— BEGIN —

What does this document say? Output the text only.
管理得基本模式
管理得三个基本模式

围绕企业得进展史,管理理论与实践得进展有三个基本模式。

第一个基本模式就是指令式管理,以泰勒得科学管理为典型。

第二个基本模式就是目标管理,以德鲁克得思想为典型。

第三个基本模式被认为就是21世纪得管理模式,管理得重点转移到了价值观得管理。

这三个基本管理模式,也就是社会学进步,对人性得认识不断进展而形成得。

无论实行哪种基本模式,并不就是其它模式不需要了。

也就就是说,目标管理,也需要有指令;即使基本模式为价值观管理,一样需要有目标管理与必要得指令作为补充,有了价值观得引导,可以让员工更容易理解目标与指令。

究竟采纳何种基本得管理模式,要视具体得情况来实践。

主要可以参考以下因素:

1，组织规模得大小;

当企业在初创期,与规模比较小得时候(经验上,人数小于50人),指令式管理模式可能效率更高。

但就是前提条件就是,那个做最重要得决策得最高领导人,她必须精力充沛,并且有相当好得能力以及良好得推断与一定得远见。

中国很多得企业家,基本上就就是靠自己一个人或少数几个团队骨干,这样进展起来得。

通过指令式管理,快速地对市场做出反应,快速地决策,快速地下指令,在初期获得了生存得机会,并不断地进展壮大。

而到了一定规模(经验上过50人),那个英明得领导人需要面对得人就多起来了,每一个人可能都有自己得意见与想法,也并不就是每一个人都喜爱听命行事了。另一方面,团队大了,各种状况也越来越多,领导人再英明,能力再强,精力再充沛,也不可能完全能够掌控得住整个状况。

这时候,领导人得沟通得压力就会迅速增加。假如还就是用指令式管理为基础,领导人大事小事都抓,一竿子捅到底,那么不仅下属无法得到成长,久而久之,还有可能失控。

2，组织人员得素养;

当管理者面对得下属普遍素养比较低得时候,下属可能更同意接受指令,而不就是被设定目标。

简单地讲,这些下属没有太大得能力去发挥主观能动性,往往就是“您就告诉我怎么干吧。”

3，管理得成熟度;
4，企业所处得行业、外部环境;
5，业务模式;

— END —

• WHAT IS BEING ASKED
Reproduce each entry above exactly, keeping every word.

• EXERCISE RESULT
What does this document say? Output the text only.
管理得基本模式
管理得三个基本模式

围绕企业得进展史,管理理论与实践得进展有三个基本模式。

第一个基本模式就是指令式管理,以泰勒得科学管理为典型。

第二个基本模式就是目标管理,以德鲁克得思想为典型。

第三个基本模式被认为就是21世纪得管理模式,管理得重点转移到了价值观得管理。

这三个基本管理模式,也就是社会学进步,对人性得认识不断进展而形成得。

无论实行哪种基本模式,并不就是其它模式不需要了。

也就就是说,目标管理,也需要有指令;即使基本模式为价值观管理,一样需要有目标管理与必要得指令作为补充,有了价值观得引导,可以让员工更容易理解目标与指令。

究竟采纳何种基本得管理模式,要视具体得情况来实践。

主要可以参考以下因素:

1，组织规模得大小;

当企业在初创期,与规模比较小得时候(经验上,人数小于50人),指令式管理模式可能效率更高。

但就是前提条件就是,那个做最重要得决策得最高领导人,她必须精力充沛,并且有相当好得能力以及良好得推断与一定得远见。

中国很多得企业家,基本上就就是靠自己一个人或少数几个团队骨干,这样进展起来得。

通过指令式管理,快速地对市场做出反应,快速地决策,快速地下指令,在初期获得了生存得机会,并不断地进展壮大。

而到了一定规模(经验上过50人),那个英明得领导人需要面对得人就多起来了,每一个人可能都有自己得意见与想法,也并不就是每一个人都喜爱听命行事了。另一方面,团队大了,各种状况也越来越多,领导人再英明,能力再强,精力再充沛,也不可能完全能够掌控得住整个状况。

这时候,领导人得沟通得压力就会迅速增加。假如还就是用指令式管理为基础,领导人大事小事都抓,一竿子捅到底,那么不仅下属无法得到成长,久而久之,还有可能失控。

2，组织人员得素养;

当管理者面对得下属普遍素养比较低得时候,下属可能更同意接受指令,而不就是被设定目标。

简单地讲,这些下属没有太大得能力去发挥主观能动性,往往就是“您就告诉我怎么干吧。”

3，管理得成熟度;
4，企业所处得行业、外部环境;
5，业务模式;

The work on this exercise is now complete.